ФРАГМЕНТ ТЕКСТА →
Фауст жив!

В «Фаусте» Александра Сокурова нет ни Бога, ни черта, ни чистого неба над головой
Андрей Щиголев
Премьера «Фауста» Сокурова. Фото: РИА НОВОСТИ/Вадим Жернов

Вслед за Петербургом, в Москве состоялась долгожданная премьера «Фауста» Сокурова. Как это часто случается с Александром Николаевичем, без скандала не обошлось. Вместо обещанного зала Московской филармонии, премьеру перенесли в культурный центр московского гламура Barvikha Luxury Village. Но блеск венецианского льва рублевским почитателям прекрасного показался чересчур утомительным — финала «Фауста» дождались считаные единицы.

Дело тут не столько в жителях Рублевки, сколько в отношении к Александру Николаевичу на родине вообще. Пророкам с отечеством обычно не везет.

ИЗВЛЕЧЁННЫЕ ДАННЫЕ →
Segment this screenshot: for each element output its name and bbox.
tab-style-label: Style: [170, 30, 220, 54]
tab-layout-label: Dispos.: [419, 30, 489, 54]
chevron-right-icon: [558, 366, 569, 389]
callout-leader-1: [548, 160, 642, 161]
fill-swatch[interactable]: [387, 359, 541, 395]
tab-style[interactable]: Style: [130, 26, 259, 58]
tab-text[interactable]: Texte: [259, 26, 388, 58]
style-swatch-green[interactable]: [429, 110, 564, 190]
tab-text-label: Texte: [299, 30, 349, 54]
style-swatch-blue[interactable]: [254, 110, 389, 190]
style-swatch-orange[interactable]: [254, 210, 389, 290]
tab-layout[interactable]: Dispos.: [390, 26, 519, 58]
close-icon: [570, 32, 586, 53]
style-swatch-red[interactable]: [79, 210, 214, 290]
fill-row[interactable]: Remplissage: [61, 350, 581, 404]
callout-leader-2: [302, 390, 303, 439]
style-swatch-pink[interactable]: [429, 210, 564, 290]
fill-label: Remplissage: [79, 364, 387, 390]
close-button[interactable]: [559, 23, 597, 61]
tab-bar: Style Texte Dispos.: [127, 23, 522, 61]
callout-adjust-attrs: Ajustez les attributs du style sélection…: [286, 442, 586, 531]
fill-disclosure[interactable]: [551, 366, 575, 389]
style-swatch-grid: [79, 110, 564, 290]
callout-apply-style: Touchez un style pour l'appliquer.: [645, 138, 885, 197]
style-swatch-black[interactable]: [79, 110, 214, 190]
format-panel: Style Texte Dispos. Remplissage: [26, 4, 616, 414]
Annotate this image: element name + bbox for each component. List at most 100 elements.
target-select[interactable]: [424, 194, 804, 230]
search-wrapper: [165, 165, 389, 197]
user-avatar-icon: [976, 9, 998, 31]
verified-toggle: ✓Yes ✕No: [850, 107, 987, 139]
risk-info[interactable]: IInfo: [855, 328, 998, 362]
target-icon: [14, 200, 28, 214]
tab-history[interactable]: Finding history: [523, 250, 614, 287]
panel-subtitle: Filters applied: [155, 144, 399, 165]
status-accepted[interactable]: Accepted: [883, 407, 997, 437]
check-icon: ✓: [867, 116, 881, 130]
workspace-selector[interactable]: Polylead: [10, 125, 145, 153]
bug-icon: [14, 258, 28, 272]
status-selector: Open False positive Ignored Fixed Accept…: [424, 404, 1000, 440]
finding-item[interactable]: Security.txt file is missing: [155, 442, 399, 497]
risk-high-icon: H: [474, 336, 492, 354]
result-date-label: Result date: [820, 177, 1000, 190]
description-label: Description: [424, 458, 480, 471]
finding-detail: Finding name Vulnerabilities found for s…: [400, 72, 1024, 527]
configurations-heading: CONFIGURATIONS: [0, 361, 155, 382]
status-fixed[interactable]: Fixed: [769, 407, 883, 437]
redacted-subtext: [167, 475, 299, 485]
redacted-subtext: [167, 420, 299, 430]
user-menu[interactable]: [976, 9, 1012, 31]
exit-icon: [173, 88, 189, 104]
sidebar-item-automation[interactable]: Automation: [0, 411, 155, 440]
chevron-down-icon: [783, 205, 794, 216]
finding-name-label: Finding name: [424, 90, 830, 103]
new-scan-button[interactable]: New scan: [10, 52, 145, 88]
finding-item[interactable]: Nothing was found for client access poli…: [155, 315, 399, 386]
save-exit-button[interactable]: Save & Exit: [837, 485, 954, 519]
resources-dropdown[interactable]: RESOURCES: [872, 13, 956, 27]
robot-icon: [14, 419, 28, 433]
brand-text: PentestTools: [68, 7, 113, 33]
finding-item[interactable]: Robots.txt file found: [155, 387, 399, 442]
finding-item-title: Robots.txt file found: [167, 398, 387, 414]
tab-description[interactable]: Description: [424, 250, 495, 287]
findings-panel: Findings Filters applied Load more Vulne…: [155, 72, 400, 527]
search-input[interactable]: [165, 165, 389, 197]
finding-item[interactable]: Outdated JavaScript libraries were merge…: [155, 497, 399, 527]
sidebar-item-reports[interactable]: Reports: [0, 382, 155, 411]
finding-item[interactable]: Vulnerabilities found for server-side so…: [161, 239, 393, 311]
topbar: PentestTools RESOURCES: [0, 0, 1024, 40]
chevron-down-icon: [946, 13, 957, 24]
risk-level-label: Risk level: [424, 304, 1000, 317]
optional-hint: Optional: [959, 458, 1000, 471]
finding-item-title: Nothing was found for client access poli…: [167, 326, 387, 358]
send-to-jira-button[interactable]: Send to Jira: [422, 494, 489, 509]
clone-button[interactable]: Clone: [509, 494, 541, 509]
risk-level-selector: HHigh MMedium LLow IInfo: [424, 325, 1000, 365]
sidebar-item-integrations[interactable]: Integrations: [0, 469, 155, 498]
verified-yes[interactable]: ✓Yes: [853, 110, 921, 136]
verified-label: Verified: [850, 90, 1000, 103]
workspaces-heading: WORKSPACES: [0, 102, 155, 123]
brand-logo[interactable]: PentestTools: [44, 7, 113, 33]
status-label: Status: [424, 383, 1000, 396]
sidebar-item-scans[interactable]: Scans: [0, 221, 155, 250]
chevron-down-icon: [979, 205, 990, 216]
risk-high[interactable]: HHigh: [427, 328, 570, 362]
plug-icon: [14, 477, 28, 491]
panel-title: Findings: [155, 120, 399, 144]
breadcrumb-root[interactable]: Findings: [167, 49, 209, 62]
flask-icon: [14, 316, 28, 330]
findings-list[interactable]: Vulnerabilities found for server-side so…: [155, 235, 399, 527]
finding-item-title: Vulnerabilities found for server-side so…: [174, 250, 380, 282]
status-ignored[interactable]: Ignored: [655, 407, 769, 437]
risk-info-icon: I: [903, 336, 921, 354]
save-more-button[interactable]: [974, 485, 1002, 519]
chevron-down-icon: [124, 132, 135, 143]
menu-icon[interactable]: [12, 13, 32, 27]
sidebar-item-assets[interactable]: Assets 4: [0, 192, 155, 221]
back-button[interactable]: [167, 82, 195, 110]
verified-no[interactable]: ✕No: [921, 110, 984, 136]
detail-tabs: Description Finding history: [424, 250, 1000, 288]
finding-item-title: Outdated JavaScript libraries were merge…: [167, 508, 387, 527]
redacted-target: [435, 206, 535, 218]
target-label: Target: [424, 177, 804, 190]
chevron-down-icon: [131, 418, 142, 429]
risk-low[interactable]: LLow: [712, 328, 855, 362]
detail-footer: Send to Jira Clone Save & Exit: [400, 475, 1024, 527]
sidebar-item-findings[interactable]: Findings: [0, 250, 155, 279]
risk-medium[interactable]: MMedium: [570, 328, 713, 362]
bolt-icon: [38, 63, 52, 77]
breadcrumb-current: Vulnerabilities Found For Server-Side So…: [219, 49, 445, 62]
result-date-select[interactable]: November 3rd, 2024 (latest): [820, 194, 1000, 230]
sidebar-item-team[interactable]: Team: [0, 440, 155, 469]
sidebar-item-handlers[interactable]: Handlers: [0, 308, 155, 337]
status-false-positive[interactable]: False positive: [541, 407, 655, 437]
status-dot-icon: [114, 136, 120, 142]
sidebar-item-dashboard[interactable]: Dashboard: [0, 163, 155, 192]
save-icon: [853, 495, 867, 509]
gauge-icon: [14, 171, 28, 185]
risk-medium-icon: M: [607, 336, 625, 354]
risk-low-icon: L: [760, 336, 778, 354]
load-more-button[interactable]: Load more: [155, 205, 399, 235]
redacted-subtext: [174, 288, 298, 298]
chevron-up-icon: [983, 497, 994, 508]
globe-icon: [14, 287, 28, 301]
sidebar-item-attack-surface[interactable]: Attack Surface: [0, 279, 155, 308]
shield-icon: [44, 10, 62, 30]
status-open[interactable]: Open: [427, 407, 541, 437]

УСЛОВИЕ ЗАДАЧИ → Куда, согласно фрагменту текста, перенесли московскую премьеру «Фауста» Сокурова вместо зала Московской филармонии? Листинг для выполнения задания не используется.

ОТВЕТ → В культурный центр Barvikha Luxury Village.